## SHORT EXERCISE:
Set out the lines of the material below as a numbered list, starting with the line that contains "285, 155, 315]" and going on through the line that contains "807, 355, 837]". Leave out any blank lines.

---

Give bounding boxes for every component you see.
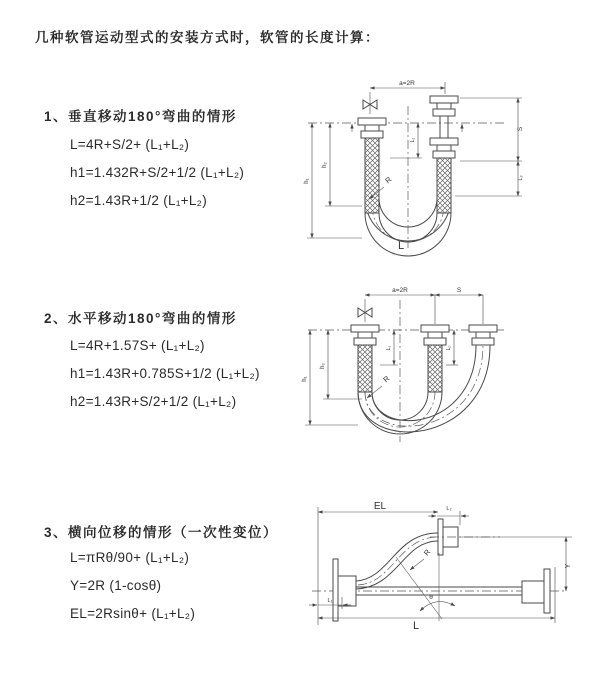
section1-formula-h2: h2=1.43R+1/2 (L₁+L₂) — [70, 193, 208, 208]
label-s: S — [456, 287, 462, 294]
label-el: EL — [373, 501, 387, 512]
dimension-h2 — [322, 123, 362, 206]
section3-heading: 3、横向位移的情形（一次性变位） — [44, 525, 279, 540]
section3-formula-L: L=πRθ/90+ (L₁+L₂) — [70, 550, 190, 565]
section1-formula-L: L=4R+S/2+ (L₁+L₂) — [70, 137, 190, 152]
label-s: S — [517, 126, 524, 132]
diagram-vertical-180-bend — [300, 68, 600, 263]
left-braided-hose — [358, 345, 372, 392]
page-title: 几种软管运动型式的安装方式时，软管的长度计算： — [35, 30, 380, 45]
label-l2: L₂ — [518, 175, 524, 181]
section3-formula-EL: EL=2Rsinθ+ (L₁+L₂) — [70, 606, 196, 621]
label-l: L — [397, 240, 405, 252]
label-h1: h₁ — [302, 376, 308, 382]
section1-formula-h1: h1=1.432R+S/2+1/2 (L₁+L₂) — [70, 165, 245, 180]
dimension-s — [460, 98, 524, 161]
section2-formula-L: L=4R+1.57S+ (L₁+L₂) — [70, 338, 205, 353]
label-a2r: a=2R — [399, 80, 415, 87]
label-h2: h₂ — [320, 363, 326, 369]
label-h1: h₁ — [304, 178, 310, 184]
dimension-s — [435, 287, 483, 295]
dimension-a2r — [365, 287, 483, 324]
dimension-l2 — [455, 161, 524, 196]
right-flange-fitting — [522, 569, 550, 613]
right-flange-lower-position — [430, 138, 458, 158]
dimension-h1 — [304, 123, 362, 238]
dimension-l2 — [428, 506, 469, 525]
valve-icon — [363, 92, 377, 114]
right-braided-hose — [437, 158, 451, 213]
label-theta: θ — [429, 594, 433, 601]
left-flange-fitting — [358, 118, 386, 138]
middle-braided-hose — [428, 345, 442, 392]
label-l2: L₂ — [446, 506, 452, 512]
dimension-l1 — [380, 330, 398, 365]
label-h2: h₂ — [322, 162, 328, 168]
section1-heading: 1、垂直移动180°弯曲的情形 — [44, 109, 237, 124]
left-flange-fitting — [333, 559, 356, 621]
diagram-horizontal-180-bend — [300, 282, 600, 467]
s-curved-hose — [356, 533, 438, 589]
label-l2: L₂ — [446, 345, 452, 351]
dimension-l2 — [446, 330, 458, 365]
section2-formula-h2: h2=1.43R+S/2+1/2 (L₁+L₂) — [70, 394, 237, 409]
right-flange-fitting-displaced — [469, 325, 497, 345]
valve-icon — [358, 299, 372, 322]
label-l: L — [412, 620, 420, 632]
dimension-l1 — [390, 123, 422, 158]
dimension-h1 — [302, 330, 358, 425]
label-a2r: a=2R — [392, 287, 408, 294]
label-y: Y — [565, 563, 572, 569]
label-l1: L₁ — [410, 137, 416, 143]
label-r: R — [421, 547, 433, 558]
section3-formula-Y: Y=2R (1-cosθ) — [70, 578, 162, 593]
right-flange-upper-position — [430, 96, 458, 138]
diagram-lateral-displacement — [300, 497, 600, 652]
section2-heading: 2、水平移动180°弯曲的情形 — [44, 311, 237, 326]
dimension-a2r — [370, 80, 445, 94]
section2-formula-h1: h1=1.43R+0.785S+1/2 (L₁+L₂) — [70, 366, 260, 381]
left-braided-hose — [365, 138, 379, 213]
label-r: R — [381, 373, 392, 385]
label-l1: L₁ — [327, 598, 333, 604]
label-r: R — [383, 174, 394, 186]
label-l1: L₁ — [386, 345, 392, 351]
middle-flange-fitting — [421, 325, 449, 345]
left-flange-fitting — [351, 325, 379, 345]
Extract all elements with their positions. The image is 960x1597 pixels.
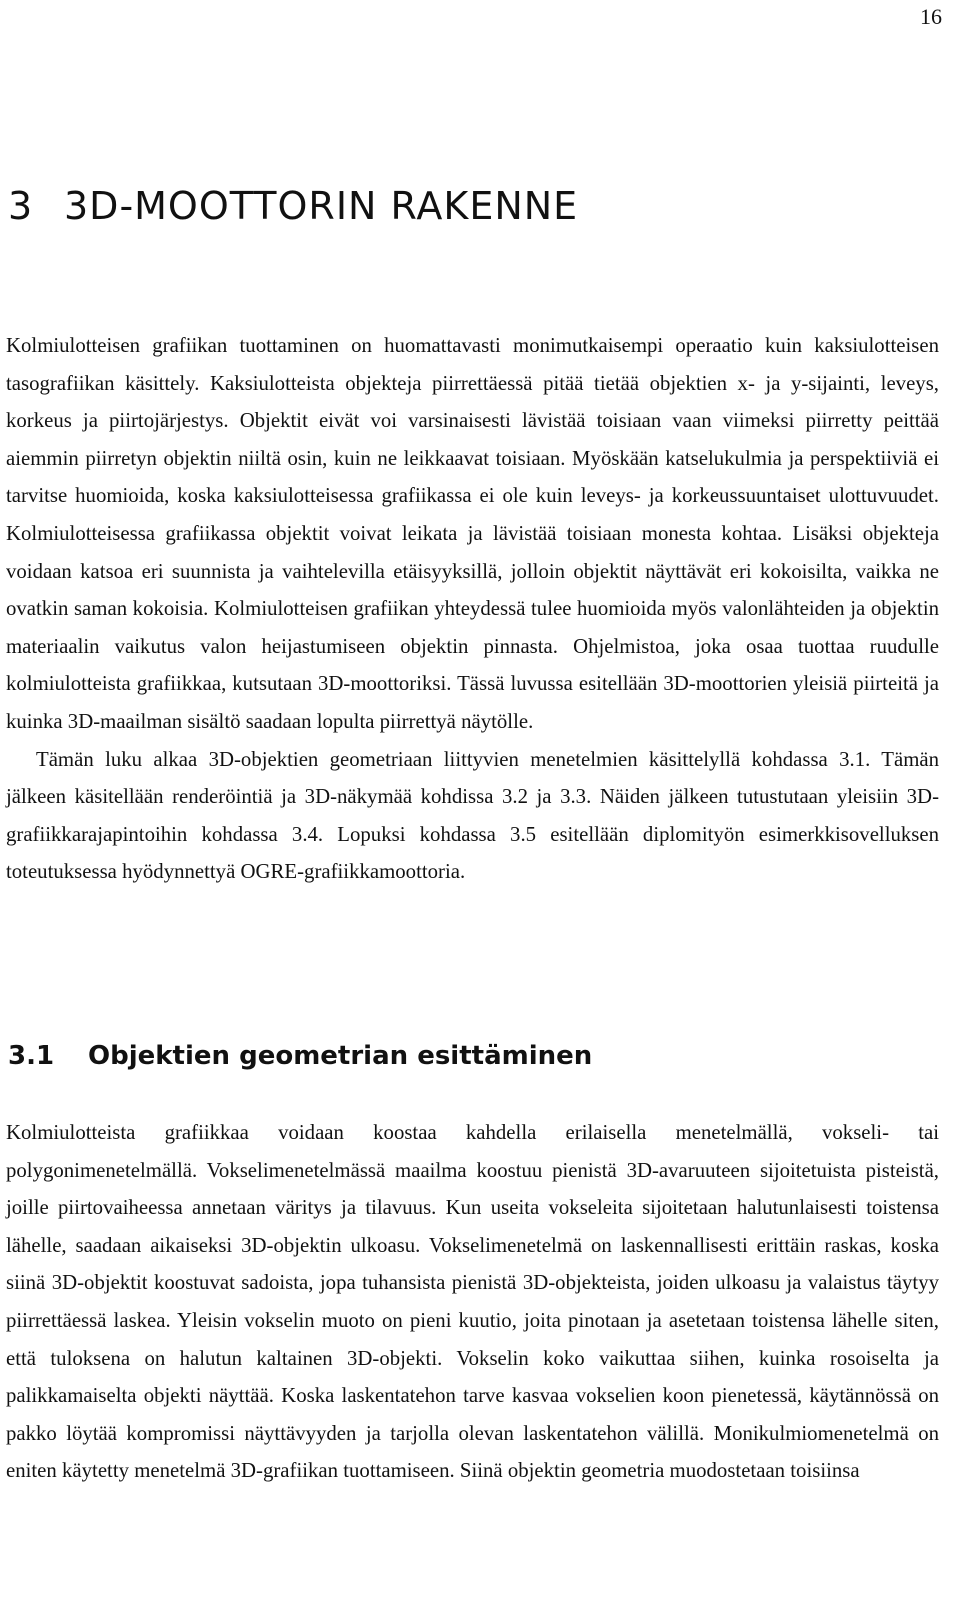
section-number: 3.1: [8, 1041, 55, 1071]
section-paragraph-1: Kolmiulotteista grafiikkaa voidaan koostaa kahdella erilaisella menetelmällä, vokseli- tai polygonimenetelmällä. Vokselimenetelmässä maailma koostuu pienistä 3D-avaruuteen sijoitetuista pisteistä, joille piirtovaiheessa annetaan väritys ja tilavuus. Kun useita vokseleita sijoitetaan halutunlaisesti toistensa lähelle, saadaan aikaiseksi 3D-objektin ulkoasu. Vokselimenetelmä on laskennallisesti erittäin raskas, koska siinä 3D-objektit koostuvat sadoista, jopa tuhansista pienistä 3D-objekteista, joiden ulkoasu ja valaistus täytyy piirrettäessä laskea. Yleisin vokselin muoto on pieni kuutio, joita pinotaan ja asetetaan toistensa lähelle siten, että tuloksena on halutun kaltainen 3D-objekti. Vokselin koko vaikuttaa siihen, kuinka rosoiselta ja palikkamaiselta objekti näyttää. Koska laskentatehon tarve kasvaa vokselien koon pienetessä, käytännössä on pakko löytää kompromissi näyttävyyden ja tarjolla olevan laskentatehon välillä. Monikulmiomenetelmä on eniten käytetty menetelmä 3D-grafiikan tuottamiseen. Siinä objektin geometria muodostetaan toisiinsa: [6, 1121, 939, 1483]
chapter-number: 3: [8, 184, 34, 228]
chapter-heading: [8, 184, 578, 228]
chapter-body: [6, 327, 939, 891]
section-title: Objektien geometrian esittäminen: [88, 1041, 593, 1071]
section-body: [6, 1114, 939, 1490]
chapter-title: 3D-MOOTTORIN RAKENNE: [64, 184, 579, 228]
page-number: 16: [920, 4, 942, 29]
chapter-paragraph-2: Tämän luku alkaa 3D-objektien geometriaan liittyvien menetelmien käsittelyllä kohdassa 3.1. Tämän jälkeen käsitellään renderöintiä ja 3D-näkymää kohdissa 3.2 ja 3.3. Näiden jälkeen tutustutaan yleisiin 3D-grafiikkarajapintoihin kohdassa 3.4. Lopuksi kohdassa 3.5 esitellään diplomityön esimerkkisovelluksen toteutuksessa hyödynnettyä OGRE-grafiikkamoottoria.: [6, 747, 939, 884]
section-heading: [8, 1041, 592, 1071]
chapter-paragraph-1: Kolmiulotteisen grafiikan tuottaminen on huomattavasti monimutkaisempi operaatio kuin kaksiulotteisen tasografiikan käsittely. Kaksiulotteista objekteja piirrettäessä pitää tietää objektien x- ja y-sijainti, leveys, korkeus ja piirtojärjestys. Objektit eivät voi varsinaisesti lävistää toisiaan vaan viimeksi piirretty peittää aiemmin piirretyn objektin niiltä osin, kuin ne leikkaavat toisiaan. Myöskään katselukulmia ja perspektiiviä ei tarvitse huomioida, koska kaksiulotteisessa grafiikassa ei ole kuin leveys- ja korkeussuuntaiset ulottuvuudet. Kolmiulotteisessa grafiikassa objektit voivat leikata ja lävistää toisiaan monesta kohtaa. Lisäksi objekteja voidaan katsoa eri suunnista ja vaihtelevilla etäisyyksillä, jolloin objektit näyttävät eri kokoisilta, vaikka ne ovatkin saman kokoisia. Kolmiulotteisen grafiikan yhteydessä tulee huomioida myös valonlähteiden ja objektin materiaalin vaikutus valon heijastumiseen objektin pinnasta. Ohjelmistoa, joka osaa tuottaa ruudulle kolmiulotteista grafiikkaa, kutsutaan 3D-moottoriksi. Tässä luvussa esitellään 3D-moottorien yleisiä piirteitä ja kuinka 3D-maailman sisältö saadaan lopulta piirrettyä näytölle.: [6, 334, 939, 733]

---

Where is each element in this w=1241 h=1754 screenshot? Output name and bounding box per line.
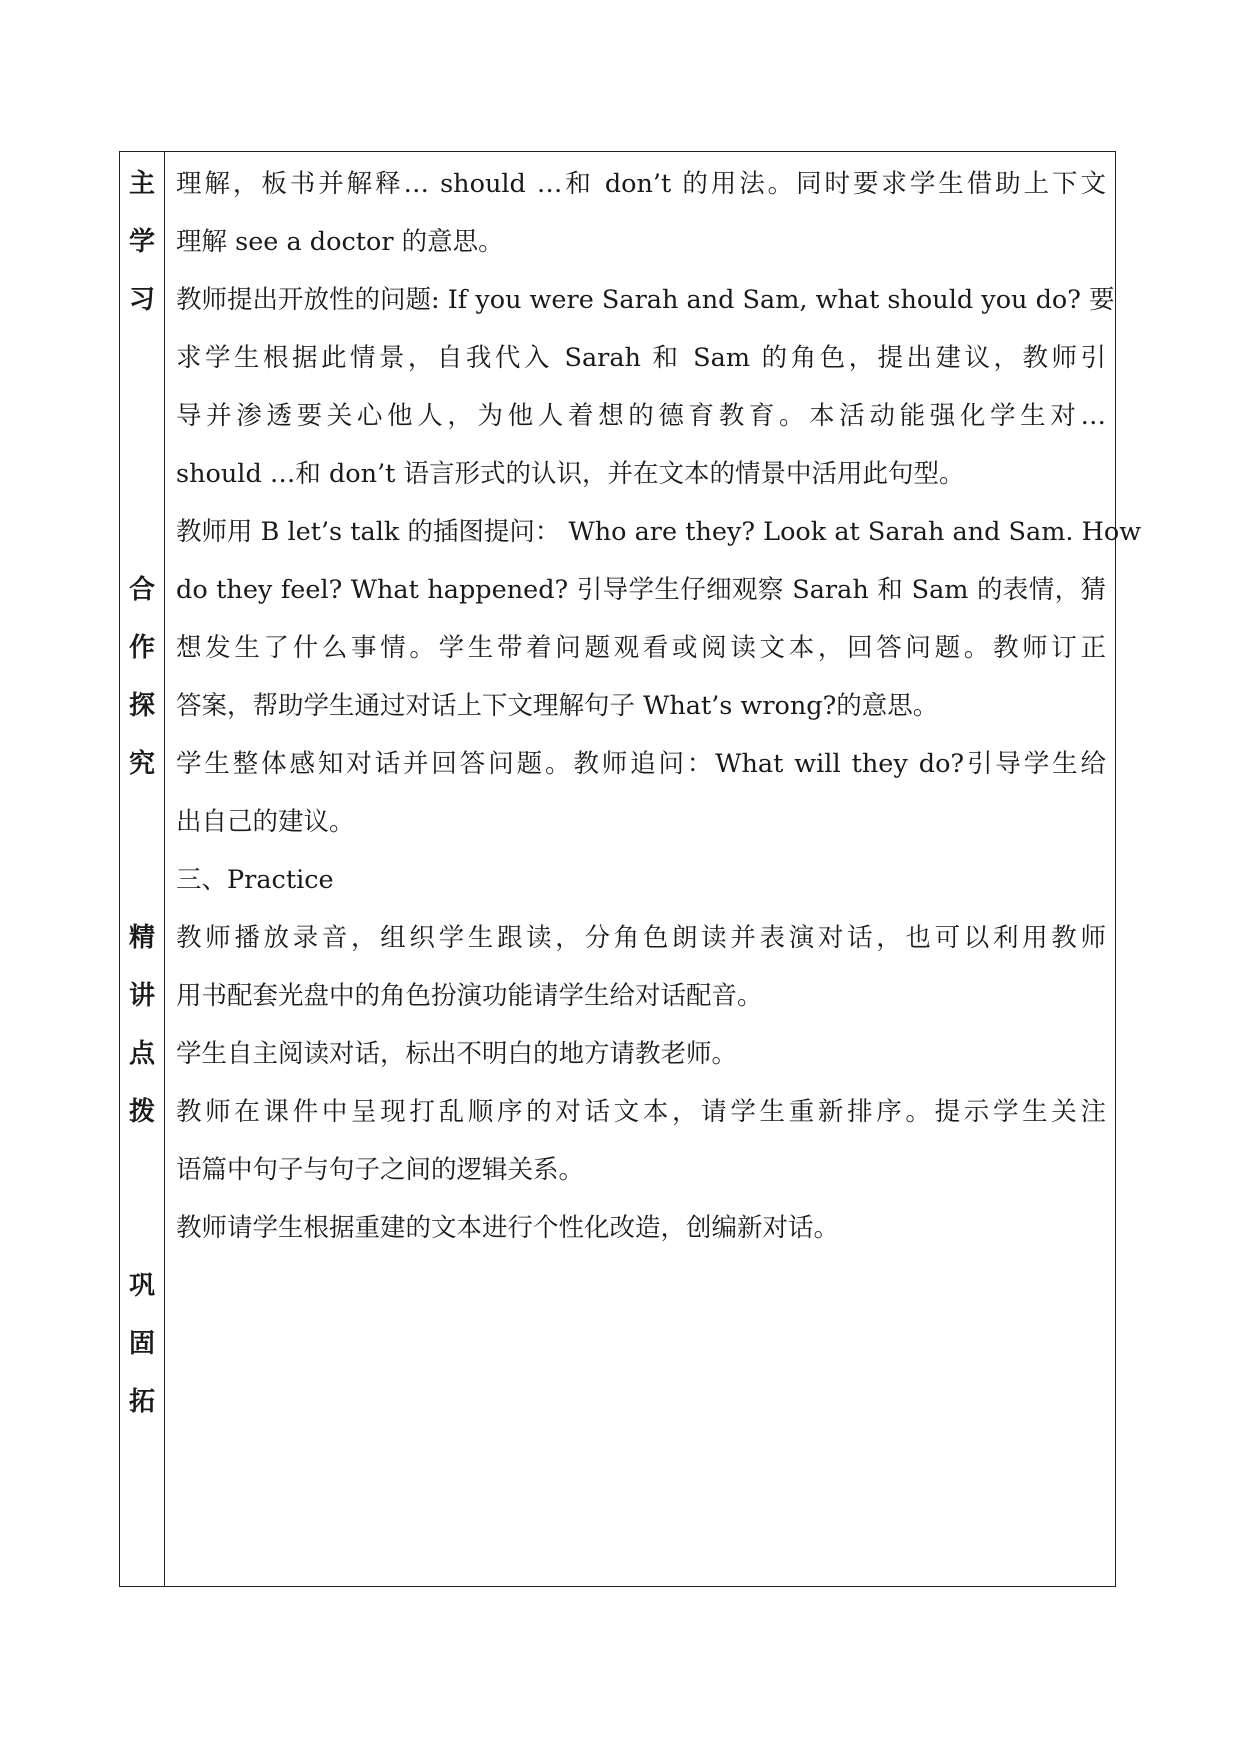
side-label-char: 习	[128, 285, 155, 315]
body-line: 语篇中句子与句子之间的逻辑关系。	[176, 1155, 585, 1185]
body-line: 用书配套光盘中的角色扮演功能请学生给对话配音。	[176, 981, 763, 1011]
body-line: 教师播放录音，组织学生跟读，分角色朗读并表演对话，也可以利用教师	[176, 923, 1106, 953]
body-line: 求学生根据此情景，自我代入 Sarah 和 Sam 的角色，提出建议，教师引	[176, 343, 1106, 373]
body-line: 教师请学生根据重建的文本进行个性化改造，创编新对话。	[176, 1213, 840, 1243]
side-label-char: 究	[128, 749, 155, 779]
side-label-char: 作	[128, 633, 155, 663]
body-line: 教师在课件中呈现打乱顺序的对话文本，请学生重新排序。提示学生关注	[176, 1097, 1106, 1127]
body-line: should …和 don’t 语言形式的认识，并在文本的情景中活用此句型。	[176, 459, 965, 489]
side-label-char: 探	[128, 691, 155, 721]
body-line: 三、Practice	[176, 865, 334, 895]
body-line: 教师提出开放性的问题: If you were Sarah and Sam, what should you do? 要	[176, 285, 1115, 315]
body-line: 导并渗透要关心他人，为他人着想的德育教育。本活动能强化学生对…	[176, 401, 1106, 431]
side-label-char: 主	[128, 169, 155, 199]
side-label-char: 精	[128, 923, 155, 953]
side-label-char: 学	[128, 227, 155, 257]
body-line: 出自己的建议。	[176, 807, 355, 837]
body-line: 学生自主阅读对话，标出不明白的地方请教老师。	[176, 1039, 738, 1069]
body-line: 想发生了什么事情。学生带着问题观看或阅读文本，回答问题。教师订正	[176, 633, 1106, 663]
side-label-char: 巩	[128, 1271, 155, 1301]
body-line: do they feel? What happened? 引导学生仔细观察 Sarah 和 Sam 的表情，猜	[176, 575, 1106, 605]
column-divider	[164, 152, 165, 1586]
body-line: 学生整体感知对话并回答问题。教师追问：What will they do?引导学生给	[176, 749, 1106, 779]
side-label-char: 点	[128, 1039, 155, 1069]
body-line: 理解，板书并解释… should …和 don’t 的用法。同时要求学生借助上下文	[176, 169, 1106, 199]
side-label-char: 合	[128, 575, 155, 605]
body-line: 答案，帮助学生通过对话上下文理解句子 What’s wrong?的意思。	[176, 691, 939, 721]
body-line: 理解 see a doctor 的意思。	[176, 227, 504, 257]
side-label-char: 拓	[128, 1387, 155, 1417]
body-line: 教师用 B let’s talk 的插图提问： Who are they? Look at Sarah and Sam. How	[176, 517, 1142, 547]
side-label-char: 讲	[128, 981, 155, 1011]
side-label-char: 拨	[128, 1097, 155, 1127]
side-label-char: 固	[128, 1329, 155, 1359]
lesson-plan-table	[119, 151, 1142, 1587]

---

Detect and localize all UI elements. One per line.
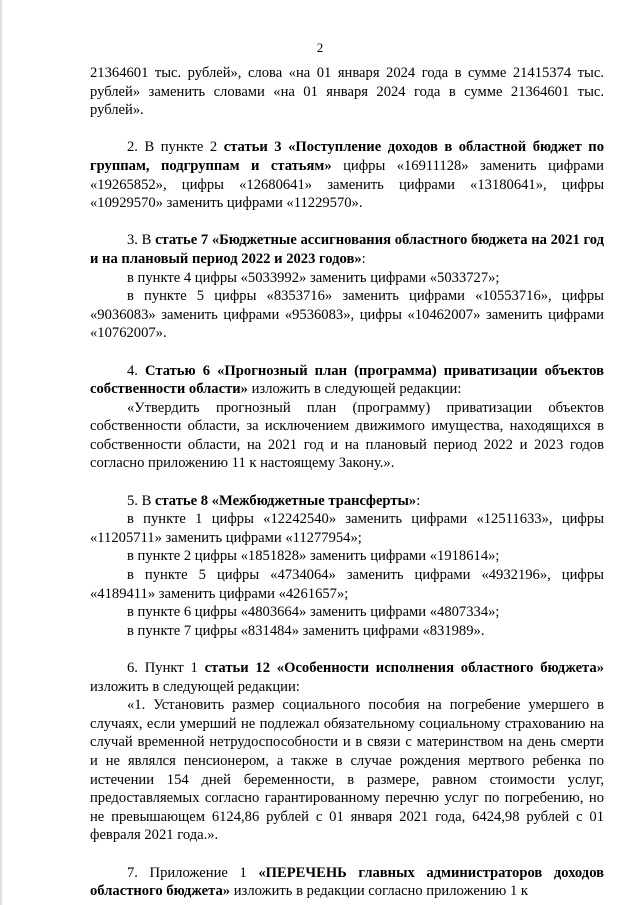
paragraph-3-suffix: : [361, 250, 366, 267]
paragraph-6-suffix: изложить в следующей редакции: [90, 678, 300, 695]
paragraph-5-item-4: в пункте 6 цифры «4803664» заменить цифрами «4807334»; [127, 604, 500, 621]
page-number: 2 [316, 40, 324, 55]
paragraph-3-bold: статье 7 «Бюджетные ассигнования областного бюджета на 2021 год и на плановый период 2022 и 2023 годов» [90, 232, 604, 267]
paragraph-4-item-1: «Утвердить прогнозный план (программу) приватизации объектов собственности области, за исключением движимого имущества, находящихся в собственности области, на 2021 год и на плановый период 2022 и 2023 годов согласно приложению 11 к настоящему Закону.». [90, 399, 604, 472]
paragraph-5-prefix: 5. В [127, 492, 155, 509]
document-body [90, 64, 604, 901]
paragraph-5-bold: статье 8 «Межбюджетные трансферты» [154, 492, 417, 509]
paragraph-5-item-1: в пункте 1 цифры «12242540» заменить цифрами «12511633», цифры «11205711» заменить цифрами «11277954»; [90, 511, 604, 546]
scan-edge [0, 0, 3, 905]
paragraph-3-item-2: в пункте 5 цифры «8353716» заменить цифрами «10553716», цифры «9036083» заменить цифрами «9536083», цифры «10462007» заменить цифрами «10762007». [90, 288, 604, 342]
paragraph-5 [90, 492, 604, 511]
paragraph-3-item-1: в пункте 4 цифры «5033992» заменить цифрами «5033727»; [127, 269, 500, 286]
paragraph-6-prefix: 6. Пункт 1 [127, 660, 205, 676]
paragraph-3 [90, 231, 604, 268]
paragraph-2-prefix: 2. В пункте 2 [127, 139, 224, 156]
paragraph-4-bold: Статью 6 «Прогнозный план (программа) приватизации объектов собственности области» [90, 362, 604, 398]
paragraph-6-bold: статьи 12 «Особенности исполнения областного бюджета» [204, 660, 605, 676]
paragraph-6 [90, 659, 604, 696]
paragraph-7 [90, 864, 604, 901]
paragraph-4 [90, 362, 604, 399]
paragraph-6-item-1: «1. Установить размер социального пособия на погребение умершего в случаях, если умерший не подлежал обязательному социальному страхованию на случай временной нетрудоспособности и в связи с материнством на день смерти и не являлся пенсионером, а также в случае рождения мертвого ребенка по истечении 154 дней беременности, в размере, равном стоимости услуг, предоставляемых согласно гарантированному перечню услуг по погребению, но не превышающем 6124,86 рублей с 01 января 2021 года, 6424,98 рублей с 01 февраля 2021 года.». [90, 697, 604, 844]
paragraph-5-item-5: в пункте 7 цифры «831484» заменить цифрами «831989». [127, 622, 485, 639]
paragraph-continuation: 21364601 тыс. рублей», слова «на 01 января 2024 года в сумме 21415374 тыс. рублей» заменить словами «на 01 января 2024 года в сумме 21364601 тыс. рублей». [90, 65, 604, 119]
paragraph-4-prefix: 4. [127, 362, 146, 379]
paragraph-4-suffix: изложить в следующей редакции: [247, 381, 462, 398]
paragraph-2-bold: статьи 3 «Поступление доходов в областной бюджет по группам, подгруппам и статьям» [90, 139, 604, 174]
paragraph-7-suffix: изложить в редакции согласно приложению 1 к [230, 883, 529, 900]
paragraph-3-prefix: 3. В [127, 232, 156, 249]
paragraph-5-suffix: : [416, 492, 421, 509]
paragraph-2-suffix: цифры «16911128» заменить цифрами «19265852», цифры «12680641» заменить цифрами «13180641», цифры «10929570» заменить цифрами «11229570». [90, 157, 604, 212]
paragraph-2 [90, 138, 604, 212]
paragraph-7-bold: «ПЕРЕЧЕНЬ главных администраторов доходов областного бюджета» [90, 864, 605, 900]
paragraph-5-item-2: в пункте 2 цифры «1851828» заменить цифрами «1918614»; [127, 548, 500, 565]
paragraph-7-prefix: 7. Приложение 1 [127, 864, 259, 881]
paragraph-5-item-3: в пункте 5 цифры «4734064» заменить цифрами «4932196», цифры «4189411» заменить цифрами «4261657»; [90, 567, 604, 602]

---

## RESULT FOR THIS EXERCISE:
1. side-label-char: 习	[128, 285, 155, 315]
2. body-line: 语篇中句子与句子之间的逻辑关系。	[176, 1155, 585, 1185]
3. body-line: 用书配套光盘中的角色扮演功能请学生给对话配音。	[176, 981, 763, 1011]
4. body-line: 教师播放录音，组织学生跟读，分角色朗读并表演对话，也可以利用教师	[176, 923, 1106, 953]
5. body-line: 求学生根据此情景，自我代入 Sarah 和 Sam 的角色，提出建议，教师引	[176, 343, 1106, 373]
6. body-line: 教师请学生根据重建的文本进行个性化改造，创编新对话。	[176, 1213, 840, 1243]
7. side-label-char: 究	[128, 749, 155, 779]
8. side-label-char: 作	[128, 633, 155, 663]
9. body-line: 教师在课件中呈现打乱顺序的对话文本，请学生重新排序。提示学生关注	[176, 1097, 1106, 1127]
10. body-line: should …和 don’t 语言形式的认识，并在文本的情景中活用此句型。	[176, 459, 965, 489]
11. side-label-char: 探	[128, 691, 155, 721]
12. body-line: 三、Practice	[176, 865, 334, 895]
13. body-line: 教师提出开放性的问题: If you were Sarah and Sam, what should you do? 要	[176, 285, 1115, 315]
14. body-line: 导并渗透要关心他人，为他人着想的德育教育。本活动能强化学生对…	[176, 401, 1106, 431]
15. side-label-char: 主	[128, 169, 155, 199]
16. side-label-char: 精	[128, 923, 155, 953]
17. side-label-char: 学	[128, 227, 155, 257]
18. body-line: 出自己的建议。	[176, 807, 355, 837]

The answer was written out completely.